**Goal:**
Read the listing and extract each line that includes the word "year".

----------

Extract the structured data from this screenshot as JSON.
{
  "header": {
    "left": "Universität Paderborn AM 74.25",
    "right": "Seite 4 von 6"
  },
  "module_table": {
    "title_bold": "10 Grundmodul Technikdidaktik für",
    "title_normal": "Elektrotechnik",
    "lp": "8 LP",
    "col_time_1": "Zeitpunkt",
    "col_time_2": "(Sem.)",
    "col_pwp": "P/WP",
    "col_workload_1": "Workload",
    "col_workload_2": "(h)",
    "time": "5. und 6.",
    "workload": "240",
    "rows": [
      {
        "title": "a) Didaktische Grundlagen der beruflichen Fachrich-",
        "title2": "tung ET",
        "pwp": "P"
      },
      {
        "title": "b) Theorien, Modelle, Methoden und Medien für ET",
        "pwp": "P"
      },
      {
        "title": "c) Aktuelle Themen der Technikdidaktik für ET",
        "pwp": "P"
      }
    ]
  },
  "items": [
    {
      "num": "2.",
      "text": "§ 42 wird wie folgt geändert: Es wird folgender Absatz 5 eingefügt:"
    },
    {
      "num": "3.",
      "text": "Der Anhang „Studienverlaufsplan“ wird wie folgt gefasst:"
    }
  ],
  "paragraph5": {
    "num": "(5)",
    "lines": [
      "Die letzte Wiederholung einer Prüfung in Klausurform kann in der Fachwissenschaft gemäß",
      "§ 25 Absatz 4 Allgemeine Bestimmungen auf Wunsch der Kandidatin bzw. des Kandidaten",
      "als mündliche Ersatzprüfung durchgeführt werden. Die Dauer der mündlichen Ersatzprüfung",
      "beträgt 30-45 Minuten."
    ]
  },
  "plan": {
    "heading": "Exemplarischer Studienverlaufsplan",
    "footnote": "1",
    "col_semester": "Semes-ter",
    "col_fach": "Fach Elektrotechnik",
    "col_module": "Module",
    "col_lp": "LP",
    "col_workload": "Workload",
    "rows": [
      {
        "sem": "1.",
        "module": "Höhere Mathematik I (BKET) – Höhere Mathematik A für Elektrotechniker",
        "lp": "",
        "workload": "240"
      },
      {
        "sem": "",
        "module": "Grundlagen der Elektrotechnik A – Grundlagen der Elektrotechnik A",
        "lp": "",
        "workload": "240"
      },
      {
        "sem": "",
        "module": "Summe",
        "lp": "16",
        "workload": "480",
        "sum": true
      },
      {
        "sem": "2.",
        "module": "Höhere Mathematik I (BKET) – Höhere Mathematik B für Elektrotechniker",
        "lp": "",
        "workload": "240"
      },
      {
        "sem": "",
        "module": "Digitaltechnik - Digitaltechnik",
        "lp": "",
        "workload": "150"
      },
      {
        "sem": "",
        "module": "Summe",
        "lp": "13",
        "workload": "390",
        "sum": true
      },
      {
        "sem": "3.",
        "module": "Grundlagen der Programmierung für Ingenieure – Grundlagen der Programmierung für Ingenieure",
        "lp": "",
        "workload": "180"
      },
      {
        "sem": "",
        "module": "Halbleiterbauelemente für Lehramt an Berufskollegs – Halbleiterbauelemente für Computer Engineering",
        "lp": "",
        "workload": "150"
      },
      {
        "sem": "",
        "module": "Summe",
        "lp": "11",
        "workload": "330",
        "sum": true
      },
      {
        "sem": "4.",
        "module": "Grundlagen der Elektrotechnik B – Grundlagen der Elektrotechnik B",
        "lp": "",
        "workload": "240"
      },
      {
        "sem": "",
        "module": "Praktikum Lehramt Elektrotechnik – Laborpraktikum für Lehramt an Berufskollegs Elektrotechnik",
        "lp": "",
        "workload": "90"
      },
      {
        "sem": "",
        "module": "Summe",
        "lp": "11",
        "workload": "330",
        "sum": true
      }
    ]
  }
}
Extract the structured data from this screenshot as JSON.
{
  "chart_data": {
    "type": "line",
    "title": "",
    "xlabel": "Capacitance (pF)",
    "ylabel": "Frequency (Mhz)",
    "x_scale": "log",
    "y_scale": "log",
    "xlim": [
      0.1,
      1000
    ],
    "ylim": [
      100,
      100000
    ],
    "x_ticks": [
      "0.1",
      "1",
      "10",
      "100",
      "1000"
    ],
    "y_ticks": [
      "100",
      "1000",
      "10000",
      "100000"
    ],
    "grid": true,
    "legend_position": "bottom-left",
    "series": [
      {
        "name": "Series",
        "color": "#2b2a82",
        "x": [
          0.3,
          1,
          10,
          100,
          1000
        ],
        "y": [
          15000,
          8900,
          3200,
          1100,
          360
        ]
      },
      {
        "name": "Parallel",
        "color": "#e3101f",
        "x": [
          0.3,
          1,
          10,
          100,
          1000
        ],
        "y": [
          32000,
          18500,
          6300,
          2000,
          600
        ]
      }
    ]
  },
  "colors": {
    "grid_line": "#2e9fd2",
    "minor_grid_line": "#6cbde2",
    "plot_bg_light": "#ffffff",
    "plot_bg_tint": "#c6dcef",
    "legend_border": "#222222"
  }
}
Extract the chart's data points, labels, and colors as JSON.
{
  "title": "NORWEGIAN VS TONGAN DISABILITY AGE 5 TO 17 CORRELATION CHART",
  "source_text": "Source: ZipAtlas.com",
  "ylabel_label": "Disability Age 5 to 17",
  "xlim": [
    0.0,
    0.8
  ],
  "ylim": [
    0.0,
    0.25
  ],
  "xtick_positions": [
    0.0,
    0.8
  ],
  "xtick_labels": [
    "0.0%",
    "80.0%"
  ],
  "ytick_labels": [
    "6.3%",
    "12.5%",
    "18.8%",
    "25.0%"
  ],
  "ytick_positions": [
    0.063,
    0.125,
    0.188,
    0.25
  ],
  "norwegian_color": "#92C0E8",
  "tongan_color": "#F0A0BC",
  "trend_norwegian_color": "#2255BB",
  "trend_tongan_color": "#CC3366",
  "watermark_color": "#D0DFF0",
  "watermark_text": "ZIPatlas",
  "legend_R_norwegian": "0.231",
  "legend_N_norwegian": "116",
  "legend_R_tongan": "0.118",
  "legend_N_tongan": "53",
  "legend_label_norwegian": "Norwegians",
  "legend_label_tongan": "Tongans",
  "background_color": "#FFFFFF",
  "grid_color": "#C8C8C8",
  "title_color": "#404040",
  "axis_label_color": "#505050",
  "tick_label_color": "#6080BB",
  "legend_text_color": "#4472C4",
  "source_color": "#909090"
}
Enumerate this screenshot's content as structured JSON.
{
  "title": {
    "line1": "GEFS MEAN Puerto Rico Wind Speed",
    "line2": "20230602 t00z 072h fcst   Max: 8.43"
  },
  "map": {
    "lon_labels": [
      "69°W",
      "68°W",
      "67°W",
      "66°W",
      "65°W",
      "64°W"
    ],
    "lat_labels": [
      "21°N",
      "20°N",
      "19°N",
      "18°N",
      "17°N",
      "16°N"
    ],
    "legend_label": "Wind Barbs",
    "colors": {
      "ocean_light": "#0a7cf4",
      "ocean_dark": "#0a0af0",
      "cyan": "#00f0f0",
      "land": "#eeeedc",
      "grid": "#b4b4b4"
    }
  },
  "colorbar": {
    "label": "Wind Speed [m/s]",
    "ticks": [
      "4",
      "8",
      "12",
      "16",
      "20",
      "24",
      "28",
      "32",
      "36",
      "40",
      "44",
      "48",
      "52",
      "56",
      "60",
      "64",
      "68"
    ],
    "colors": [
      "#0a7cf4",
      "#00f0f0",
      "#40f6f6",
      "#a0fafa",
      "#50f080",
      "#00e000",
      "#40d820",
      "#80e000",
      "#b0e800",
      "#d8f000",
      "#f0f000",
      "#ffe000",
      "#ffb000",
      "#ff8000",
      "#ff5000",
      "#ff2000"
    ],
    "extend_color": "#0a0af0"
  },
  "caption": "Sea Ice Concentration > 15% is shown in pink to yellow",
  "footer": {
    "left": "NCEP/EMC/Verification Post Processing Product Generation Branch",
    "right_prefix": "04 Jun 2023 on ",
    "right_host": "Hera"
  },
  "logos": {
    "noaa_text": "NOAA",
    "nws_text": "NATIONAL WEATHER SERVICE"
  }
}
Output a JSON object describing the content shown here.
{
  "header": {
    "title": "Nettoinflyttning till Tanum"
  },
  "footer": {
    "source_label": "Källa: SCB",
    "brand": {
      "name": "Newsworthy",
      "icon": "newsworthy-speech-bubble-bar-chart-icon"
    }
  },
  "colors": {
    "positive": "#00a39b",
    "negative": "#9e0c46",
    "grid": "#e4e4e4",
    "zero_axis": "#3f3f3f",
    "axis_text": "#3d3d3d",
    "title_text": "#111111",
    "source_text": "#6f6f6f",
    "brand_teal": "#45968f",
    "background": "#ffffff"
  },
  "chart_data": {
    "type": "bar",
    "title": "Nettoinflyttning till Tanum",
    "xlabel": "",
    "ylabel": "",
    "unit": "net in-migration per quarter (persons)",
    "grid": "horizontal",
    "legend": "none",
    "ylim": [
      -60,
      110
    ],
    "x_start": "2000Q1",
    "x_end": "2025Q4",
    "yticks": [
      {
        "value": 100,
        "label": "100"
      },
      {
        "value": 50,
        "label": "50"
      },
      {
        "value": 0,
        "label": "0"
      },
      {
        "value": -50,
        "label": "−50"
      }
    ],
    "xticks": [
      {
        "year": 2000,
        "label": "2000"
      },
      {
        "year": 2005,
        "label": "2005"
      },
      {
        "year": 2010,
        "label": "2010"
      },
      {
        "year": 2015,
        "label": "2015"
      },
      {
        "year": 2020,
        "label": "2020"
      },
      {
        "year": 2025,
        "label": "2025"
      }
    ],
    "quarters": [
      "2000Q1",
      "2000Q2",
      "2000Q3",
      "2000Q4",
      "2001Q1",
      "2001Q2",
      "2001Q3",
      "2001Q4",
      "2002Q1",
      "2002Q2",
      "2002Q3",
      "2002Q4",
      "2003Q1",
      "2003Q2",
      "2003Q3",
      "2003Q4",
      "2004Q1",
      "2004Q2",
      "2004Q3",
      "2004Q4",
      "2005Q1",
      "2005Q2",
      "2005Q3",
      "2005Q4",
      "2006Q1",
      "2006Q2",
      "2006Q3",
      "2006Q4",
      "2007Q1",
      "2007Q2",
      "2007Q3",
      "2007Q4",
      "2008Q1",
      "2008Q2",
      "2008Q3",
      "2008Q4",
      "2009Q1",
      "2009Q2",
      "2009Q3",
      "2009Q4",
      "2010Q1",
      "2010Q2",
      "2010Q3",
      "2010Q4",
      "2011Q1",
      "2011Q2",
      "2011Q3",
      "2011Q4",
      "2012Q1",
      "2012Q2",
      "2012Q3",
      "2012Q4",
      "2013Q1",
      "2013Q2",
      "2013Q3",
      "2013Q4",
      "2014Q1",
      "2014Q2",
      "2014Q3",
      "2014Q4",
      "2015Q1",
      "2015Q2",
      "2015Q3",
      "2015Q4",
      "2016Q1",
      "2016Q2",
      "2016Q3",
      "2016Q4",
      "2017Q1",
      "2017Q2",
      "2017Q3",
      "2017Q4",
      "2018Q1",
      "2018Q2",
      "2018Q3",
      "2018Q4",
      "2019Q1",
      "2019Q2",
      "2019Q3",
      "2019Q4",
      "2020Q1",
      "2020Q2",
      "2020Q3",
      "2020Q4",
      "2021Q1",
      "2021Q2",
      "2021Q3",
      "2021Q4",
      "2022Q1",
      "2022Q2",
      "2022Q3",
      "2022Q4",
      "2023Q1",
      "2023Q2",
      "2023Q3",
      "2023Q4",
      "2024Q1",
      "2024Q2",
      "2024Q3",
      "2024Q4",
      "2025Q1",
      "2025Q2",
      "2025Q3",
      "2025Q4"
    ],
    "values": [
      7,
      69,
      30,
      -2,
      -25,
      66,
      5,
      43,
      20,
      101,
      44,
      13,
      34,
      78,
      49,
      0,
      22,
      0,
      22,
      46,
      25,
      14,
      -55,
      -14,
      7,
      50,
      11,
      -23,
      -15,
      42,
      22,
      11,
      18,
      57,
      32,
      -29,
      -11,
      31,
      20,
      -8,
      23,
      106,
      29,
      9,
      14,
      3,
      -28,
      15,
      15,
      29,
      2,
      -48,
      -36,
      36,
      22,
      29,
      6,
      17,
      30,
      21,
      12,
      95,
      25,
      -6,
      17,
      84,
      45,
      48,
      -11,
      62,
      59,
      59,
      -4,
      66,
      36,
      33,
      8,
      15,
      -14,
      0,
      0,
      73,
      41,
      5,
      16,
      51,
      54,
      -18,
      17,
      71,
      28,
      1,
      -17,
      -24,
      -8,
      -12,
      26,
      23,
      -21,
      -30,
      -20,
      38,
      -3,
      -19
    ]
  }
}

----------

**Worked solution:**
        "year": 2000,
        "year": 2005,
        "year": 2010,
        "year": 2015,
        "year": 2020,
        "year": 2025,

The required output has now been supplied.